→ What you are asked to do:
Gather all lines from the material that contain "label".

######

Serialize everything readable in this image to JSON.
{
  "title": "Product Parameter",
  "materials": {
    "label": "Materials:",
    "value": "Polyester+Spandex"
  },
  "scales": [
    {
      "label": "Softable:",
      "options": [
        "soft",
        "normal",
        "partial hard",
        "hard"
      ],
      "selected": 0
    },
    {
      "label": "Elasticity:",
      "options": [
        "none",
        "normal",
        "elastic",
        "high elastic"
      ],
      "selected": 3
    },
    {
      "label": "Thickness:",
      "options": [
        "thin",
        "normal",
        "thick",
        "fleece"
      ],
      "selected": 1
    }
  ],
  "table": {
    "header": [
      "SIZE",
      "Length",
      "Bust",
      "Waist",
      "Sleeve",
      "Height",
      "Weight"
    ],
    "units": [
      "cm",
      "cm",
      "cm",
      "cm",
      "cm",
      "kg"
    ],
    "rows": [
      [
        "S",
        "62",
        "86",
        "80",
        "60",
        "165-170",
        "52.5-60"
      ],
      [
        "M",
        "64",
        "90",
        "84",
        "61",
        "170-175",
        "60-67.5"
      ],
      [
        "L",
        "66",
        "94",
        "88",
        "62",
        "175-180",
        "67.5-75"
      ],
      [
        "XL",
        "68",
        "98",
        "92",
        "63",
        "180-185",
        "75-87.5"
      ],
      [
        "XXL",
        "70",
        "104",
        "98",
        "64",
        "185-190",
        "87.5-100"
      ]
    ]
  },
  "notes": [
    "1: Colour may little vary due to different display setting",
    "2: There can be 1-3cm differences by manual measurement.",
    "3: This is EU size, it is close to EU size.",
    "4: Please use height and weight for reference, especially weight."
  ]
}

######

→ Answer below:
    "label": "Materials:",
      "label": "Softable:",
      "label": "Elasticity:",
      "label": "Thickness:",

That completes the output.